* [What you will do]: Leave out the pictures and transcribe everything else exactly.

* [Entries provided]:

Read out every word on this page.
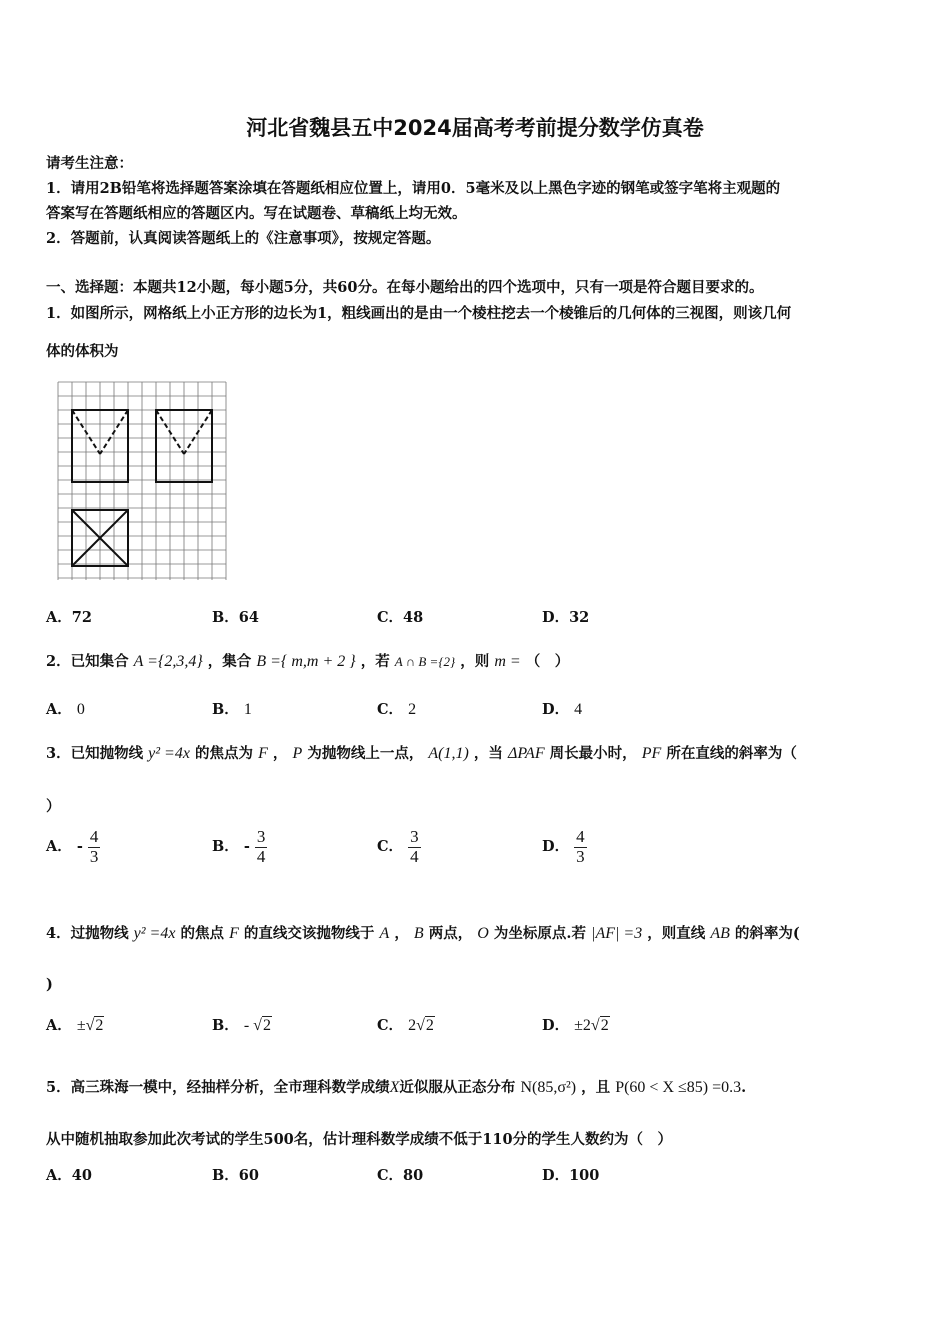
河北省魏县五中2024届高考考前提分数学仿真卷
请考生注意：
1．请用2B铅笔将选择题答案涂填在答题纸相应位置上，请用0．5毫米及以上黑色字迹的钢笔或签字笔将主观题的
答案写在答题纸相应的答题区内。写在试题卷、草稿纸上均无效。
2．答题前，认真阅读答题纸上的《注意事项》，按规定答题。
一、选择题：本题共12小题，每小题5分，共60分。在每小题给出的四个选项中，只有一项是符合题目要求的。
1．如图所示，网格纸上小正方形的边长为1，粗线画出的是由一个棱柱挖去一个棱锥后的几何体的三视图，则该几何
体的体积为
A．72	B．64	C．48	D．32
2．已知集合 A ={2,3,4} ，集合 B ={ m,m + 2 } ，若 A ∩ B ={2} ，则 m = （　）
A． 0	B． 1	C． 2	D． 4
3．已知抛物线 y² =4x 的焦点为 F ， P 为抛物线上一点， A(1,1) ，当 ΔPAF 周长最小时， PF 所在直线的斜率为（
）
A． - $\frac{4}{3}$	B． - $\frac{3}{4}$	C． $\frac{3}{4}$	D． $\frac{4}{3}$
4．过抛物线 y² =4x 的焦点 F 的直线交该抛物线于 A ， B 两点， O 为坐标原点.若 |AF| =3 ，则直线 AB 的斜率为(
)
A． ±√2	B． - √2	C． 2√2	D． ±2√2
5．高三珠海一模中，经抽样分析，全市理科数学成绩X近似服从正态分布 N(85,σ²) ，且 P(60 < X ≤85) =0.3.
从中随机抽取参加此次考试的学生500名，估计理科数学成绩不低于110分的学生人数约为（　）
A．40	B．60	C．80	D．100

* [Expected output]:
Read out every word on this page.
河北省魏县五中2024届高考考前提分数学仿真卷
请考生注意：
1．请用2B铅笔将选择题答案涂填在答题纸相应位置上，请用0．5毫米及以上黑色字迹的钢笔或签字笔将主观题的
答案写在答题纸相应的答题区内。写在试题卷、草稿纸上均无效。
2．答题前，认真阅读答题纸上的《注意事项》，按规定答题。
一、选择题：本题共12小题，每小题5分，共60分。在每小题给出的四个选项中，只有一项是符合题目要求的。
1．如图所示，网格纸上小正方形的边长为1，粗线画出的是由一个棱柱挖去一个棱锥后的几何体的三视图，则该几何
体的体积为
A．72	B．64	C．48	D．32
2．已知集合 A ={2,3,4} ，集合 B ={ m,m + 2 } ，若 A ∩ B ={2} ，则 m = （　）
A． 0	B． 1	C． 2	D． 4
3．已知抛物线 y² =4x 的焦点为 F ， P 为抛物线上一点， A(1,1) ，当 ΔPAF 周长最小时， PF 所在直线的斜率为（
）
A． - $\frac{4}{3}$	B． - $\frac{3}{4}$	C． $\frac{3}{4}$	D． $\frac{4}{3}$
4．过抛物线 y² =4x 的焦点 F 的直线交该抛物线于 A ， B 两点， O 为坐标原点.若 |AF| =3 ，则直线 AB 的斜率为(
)
A． ±√2	B． - √2	C． 2√2	D． ±2√2
5．高三珠海一模中，经抽样分析，全市理科数学成绩X近似服从正态分布 N(85,σ²) ，且 P(60 < X ≤85) =0.3.
从中随机抽取参加此次考试的学生500名，估计理科数学成绩不低于110分的学生人数约为（　）
A．40	B．60	C．80	D．100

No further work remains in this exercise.